_Task directions_
Transcribe each line of the records below without any changes, but leave out the pictures.

Dataset entries:
▼

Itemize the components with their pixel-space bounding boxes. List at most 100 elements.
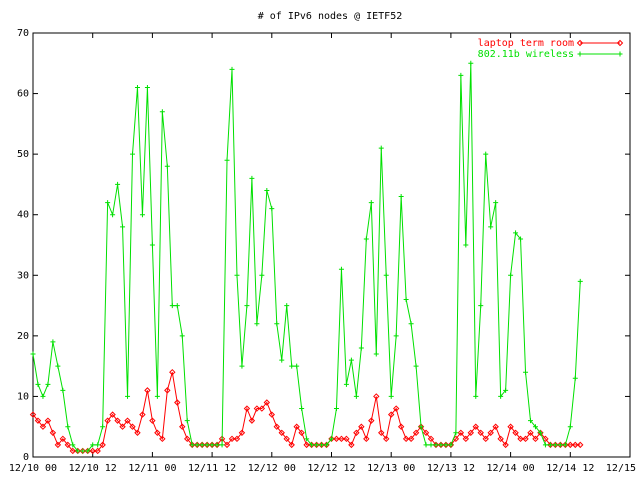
point-marker	[239, 363, 245, 369]
point-marker	[115, 181, 121, 187]
point-marker	[373, 351, 379, 357]
point-marker	[477, 429, 484, 436]
point-marker	[428, 442, 434, 448]
point-marker	[387, 411, 395, 418]
point-marker	[104, 417, 111, 424]
y-tick-label: 60	[17, 89, 29, 100]
point-marker	[472, 423, 479, 430]
point-marker	[234, 272, 240, 278]
point-marker	[274, 321, 280, 327]
point-marker	[532, 424, 538, 430]
point-marker	[95, 442, 101, 448]
point-marker	[353, 429, 360, 436]
point-marker	[383, 272, 389, 278]
point-marker	[567, 424, 573, 430]
point-marker	[70, 442, 76, 448]
point-marker	[224, 157, 230, 163]
point-marker	[617, 51, 623, 57]
x-tick-label: 12/15 00	[606, 463, 640, 474]
point-marker	[219, 442, 225, 448]
point-marker	[492, 423, 499, 430]
x-tick-label: 12/14 12	[546, 463, 594, 474]
point-marker	[293, 423, 300, 430]
point-marker	[273, 423, 280, 430]
point-marker	[164, 387, 171, 394]
point-marker	[124, 417, 131, 424]
x-tick-label: 12/13 00	[367, 463, 415, 474]
point-marker	[169, 303, 175, 309]
point-marker	[542, 442, 548, 448]
y-tick-label: 0	[23, 452, 29, 463]
point-marker	[269, 206, 275, 212]
point-marker	[577, 278, 583, 284]
point-marker	[443, 442, 449, 448]
x-tick-label: 12/11 12	[188, 463, 236, 474]
point-marker	[60, 387, 66, 393]
point-marker	[358, 423, 365, 430]
point-marker	[45, 381, 51, 387]
point-marker	[373, 393, 380, 400]
point-marker	[348, 441, 355, 449]
point-marker	[467, 429, 475, 436]
point-marker	[378, 429, 385, 436]
point-marker	[542, 435, 549, 443]
point-marker	[29, 411, 37, 418]
point-marker	[49, 429, 57, 436]
point-marker	[418, 424, 424, 430]
point-marker	[204, 442, 210, 448]
point-marker	[528, 418, 533, 424]
point-marker	[283, 435, 290, 443]
y-tick-label: 50	[17, 149, 29, 160]
point-marker	[348, 357, 354, 363]
point-marker	[343, 435, 350, 443]
point-marker	[35, 381, 41, 387]
point-marker	[457, 429, 465, 436]
point-marker	[393, 333, 399, 339]
point-marker	[468, 60, 474, 66]
point-marker	[264, 187, 270, 193]
point-marker	[422, 429, 430, 436]
point-marker	[50, 339, 56, 345]
point-marker	[329, 436, 334, 442]
point-marker	[30, 351, 36, 357]
point-marker	[368, 200, 374, 206]
point-marker	[383, 435, 390, 443]
point-marker	[229, 66, 235, 72]
point-marker	[319, 442, 325, 448]
point-marker	[353, 393, 359, 399]
point-marker	[184, 435, 191, 443]
y-tick-label: 30	[17, 270, 29, 281]
point-marker	[40, 393, 46, 399]
x-tick-label: 12/14 00	[487, 463, 535, 474]
y-tick-label: 70	[17, 28, 29, 39]
point-marker	[483, 151, 489, 157]
point-marker	[333, 406, 339, 412]
point-marker	[473, 393, 479, 399]
point-marker	[562, 442, 568, 448]
y-tick-label: 40	[17, 210, 29, 221]
point-marker	[194, 442, 200, 448]
point-marker	[169, 368, 176, 376]
point-marker	[433, 442, 439, 448]
point-marker	[144, 85, 150, 91]
point-marker	[238, 429, 246, 436]
point-marker	[412, 429, 420, 436]
point-marker	[284, 303, 290, 309]
point-marker	[134, 85, 140, 91]
point-marker	[164, 163, 170, 169]
point-marker	[413, 363, 419, 369]
point-marker	[427, 435, 435, 443]
point-marker	[184, 418, 190, 424]
point-marker	[363, 236, 369, 242]
point-marker	[537, 430, 543, 436]
point-marker	[100, 424, 106, 430]
point-marker	[577, 441, 584, 449]
x-tick-label: 12/12 12	[307, 463, 355, 474]
point-marker	[616, 39, 624, 47]
chart-title: # of IPv6 nodes @ IETF52	[258, 11, 403, 22]
point-marker	[557, 442, 563, 448]
point-marker	[392, 405, 400, 412]
point-marker	[463, 242, 469, 248]
point-marker	[119, 423, 126, 430]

▲

_Result of the exercise_
Itemize the components with their pixel-space bounding boxes. List at most 100 elements.
point-marker	[239, 363, 245, 369]
point-marker	[115, 181, 121, 187]
point-marker	[373, 351, 379, 357]
point-marker	[477, 429, 484, 436]
point-marker	[428, 442, 434, 448]
point-marker	[387, 411, 395, 418]
point-marker	[104, 417, 111, 424]
y-tick-label: 60	[17, 89, 29, 100]
point-marker	[472, 423, 479, 430]
point-marker	[234, 272, 240, 278]
point-marker	[274, 321, 280, 327]
point-marker	[532, 424, 538, 430]
point-marker	[95, 442, 101, 448]
point-marker	[353, 429, 360, 436]
point-marker	[383, 272, 389, 278]
point-marker	[567, 424, 573, 430]
point-marker	[70, 442, 76, 448]
point-marker	[224, 157, 230, 163]
point-marker	[617, 51, 623, 57]
x-tick-label: 12/15 00	[606, 463, 640, 474]
point-marker	[219, 442, 225, 448]
point-marker	[492, 423, 499, 430]
x-tick-label: 12/14 12	[546, 463, 594, 474]
point-marker	[293, 423, 300, 430]
point-marker	[273, 423, 280, 430]
point-marker	[164, 387, 171, 394]
point-marker	[124, 417, 131, 424]
x-tick-label: 12/13 00	[367, 463, 415, 474]
point-marker	[169, 303, 175, 309]
point-marker	[542, 442, 548, 448]
y-tick-label: 0	[23, 452, 29, 463]
point-marker	[269, 206, 275, 212]
point-marker	[577, 278, 583, 284]
point-marker	[443, 442, 449, 448]
x-tick-label: 12/11 12	[188, 463, 236, 474]
point-marker	[60, 387, 66, 393]
point-marker	[358, 423, 365, 430]
point-marker	[45, 381, 51, 387]
point-marker	[373, 393, 380, 400]
point-marker	[348, 441, 355, 449]
point-marker	[467, 429, 475, 436]
point-marker	[378, 429, 385, 436]
point-marker	[542, 435, 549, 443]
point-marker	[29, 411, 37, 418]
point-marker	[49, 429, 57, 436]
point-marker	[418, 424, 424, 430]
point-marker	[204, 442, 210, 448]
point-marker	[528, 418, 533, 424]
point-marker	[283, 435, 290, 443]
y-tick-label: 50	[17, 149, 29, 160]
point-marker	[348, 357, 354, 363]
point-marker	[343, 435, 350, 443]
point-marker	[35, 381, 41, 387]
point-marker	[457, 429, 465, 436]
point-marker	[393, 333, 399, 339]
point-marker	[468, 60, 474, 66]
point-marker	[264, 187, 270, 193]
point-marker	[422, 429, 430, 436]
point-marker	[50, 339, 56, 345]
point-marker	[329, 436, 334, 442]
point-marker	[30, 351, 36, 357]
point-marker	[368, 200, 374, 206]
point-marker	[383, 435, 390, 443]
point-marker	[229, 66, 235, 72]
point-marker	[319, 442, 325, 448]
point-marker	[353, 393, 359, 399]
point-marker	[184, 435, 191, 443]
y-tick-label: 30	[17, 270, 29, 281]
point-marker	[40, 393, 46, 399]
x-tick-label: 12/14 00	[487, 463, 535, 474]
y-tick-label: 70	[17, 28, 29, 39]
point-marker	[483, 151, 489, 157]
point-marker	[333, 406, 339, 412]
point-marker	[473, 393, 479, 399]
point-marker	[562, 442, 568, 448]
y-tick-label: 40	[17, 210, 29, 221]
point-marker	[194, 442, 200, 448]
point-marker	[169, 368, 176, 376]
point-marker	[433, 442, 439, 448]
point-marker	[144, 85, 150, 91]
point-marker	[238, 429, 246, 436]
point-marker	[412, 429, 420, 436]
point-marker	[284, 303, 290, 309]
point-marker	[134, 85, 140, 91]
point-marker	[164, 163, 170, 169]
point-marker	[413, 363, 419, 369]
point-marker	[427, 435, 435, 443]
point-marker	[184, 418, 190, 424]
point-marker	[363, 236, 369, 242]
point-marker	[537, 430, 543, 436]
point-marker	[100, 424, 106, 430]
point-marker	[577, 441, 584, 449]
x-tick-label: 12/12 12	[307, 463, 355, 474]
point-marker	[616, 39, 624, 47]
chart-title: # of IPv6 nodes @ IETF52	[258, 11, 403, 22]
point-marker	[557, 442, 563, 448]
point-marker	[392, 405, 400, 412]
point-marker	[463, 242, 469, 248]
point-marker	[119, 423, 126, 430]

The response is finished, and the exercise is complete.